EXTRAIT FOURNI:
====

J'ai passé des heures hier à zoner sur internet, trop claquée pour travailler (parce que réussir à oublier ce qu'on fait le temps de changer d'onglet sur Chrome, c'est un art). Au bout de deux heures à essayer de ne pas échouer à être raccord avec le monde qui t'entoure, tu finis par te concentrer sur le seul truc avec lequel tu es à peu près en phase : ton nombril. Le truc du nombril, c'est qu'on ne s'en occupe jamais vraiment. La plupart des gens s'occupent de leurs abdos, et la peau du ventre qui sont autant d'à-côtés intéressants, je le concède, mais qui évitent de se concentrer sur le coeur de ce qui ne va pas dans ta vie. Comme si tu... cachais ton bordel dans un placard au lieu de ranger, tu vois ?

====

Données collectées:
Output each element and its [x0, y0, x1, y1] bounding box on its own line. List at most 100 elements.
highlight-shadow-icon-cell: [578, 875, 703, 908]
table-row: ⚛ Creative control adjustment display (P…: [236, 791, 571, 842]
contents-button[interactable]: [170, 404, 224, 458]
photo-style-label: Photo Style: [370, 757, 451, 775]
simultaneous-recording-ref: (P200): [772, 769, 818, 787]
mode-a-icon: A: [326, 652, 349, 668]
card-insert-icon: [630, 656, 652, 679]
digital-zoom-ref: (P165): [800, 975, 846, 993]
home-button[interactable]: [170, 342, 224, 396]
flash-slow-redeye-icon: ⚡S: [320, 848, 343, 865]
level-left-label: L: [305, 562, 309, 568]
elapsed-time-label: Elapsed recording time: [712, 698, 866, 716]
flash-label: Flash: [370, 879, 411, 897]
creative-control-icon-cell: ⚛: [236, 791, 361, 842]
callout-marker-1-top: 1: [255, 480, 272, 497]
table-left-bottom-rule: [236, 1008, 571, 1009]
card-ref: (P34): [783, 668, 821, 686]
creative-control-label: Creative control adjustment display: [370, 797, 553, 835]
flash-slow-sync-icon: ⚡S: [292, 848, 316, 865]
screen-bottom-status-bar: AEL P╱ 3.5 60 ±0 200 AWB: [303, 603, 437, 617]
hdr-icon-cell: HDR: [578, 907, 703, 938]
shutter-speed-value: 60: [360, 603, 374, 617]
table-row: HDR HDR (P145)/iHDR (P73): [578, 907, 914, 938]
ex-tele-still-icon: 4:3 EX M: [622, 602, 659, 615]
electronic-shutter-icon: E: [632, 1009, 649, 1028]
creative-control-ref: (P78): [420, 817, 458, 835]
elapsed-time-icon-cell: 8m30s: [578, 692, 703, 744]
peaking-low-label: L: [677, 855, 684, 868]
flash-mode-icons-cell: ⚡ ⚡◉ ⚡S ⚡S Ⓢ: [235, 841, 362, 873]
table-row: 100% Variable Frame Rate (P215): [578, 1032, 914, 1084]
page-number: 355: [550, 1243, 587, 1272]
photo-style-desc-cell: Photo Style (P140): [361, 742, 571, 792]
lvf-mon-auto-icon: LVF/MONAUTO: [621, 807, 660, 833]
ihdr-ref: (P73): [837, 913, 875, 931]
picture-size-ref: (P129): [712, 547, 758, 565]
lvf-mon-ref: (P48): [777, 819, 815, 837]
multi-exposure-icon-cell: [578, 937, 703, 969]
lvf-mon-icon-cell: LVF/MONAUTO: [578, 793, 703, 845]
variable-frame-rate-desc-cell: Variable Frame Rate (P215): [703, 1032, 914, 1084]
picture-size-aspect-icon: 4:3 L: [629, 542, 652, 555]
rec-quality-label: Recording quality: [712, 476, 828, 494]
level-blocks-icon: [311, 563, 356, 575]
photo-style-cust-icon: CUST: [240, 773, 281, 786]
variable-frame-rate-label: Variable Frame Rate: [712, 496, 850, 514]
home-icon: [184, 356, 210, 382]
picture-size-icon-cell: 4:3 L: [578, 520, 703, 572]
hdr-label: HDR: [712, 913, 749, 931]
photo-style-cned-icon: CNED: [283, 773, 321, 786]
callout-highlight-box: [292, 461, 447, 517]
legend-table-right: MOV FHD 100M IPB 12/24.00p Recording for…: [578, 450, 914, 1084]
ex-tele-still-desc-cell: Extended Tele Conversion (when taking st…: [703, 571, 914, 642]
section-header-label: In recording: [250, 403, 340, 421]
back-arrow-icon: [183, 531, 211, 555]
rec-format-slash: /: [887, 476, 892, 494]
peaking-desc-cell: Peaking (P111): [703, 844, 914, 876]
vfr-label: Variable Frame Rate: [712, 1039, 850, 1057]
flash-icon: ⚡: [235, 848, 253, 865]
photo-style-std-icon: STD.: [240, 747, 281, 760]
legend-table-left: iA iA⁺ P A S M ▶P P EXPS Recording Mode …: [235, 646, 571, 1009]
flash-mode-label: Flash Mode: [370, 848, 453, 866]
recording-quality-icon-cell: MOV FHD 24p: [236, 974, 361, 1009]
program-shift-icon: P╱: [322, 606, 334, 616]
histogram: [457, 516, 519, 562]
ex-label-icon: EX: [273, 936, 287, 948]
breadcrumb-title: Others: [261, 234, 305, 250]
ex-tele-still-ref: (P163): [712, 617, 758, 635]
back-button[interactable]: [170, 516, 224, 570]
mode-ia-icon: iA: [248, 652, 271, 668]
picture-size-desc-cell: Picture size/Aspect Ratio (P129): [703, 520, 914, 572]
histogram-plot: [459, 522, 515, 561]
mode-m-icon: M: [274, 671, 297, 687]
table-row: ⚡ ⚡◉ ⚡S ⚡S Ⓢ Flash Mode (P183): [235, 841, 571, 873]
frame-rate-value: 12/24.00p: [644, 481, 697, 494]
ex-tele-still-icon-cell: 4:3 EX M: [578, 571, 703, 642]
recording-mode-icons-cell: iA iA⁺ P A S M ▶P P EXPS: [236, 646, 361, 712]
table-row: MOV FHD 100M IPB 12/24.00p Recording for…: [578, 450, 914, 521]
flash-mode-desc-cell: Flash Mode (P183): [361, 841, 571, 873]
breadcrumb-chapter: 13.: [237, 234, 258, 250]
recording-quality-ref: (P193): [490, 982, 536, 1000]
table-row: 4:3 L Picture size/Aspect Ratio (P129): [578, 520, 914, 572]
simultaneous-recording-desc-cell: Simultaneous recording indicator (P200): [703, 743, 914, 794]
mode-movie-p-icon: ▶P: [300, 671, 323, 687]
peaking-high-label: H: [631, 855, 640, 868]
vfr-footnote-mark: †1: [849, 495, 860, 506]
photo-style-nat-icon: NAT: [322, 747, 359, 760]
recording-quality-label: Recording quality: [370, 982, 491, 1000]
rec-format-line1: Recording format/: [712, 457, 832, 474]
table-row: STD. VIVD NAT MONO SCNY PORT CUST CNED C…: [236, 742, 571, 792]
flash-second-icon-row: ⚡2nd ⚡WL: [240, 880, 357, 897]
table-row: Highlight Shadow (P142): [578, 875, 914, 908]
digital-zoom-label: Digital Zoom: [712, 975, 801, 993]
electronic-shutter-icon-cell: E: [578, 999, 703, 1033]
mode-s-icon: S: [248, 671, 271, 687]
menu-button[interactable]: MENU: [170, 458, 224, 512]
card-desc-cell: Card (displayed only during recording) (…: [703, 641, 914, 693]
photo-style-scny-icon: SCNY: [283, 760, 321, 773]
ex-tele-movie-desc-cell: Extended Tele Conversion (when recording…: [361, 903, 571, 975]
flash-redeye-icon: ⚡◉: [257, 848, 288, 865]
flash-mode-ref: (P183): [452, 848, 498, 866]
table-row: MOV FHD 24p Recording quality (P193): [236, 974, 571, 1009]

====

CONSIGNES À SUIVRE:
**A)** Selon l'extrait sur le nombril, de quoi la plupart des gens s'occupent-ils ?
**B)** Recopiez l'extrait sur le nombril depuis les mots "J'ai passé des" jusqu'aux mots "ranger, tu vois ?" inclus.
**C)** Poursuivez l'extrait sur le nombril à la suite de sa dernière phrase.

RÉPONSES RÉDIGÉES:
**A)** De leurs abdos et de la peau du ventre.

**B)**
J'ai passé des heures hier à zoner sur internet, trop claquée pour travailler (parce que réussir à oublier ce qu'on fait le temps de changer d'onglet sur Chrome, c'est un art). Au bout de deux heures à essayer de ne pas échouer à être raccord avec le monde qui t'entoure, tu finis par te concentrer sur le seul truc avec lequel tu es à peu près en phase : ton nombril. Le truc du nombril, c'est qu'on ne s'en occupe jamais vraiment. La plupart des gens s'occupent de leurs abdos, et la peau du ventre qui sont autant d'à-côtés intéressants, je le concède, mais qui évitent de se concentrer sur le coeur de ce qui ne va pas dans ta vie. Comme si tu... cachais ton bordel dans un placard au lieu de ranger, tu vois ?

**C)**
Alors j'ai ruminé mes trois névroses préférées, cherché des solutions pour en sortir, me suis rendu compte que j'en avais élevées certaines en art de vivre, pour tenter d'en tirer du positif. J'ai vu que j'avais de la chance, aussi, parce que j'ai finalement très peu tâtonné avant de voir se dérouler devant moi la vie que je veux, même si tout n'est encore que fondations. De la chance d'être entourée des bonnes personnes, des bons mecs, des bons amis. Des gens qui poussent à se remettre en question, volontairement ou pas. Des gens qui font des choses qu'ils aiment, mais que je ne pourrais pas faire. C'est important de se connaître aussi en négatif, de savoir où se trouvent ses limites.
Et de se rendre compte que finalement, tout va bien.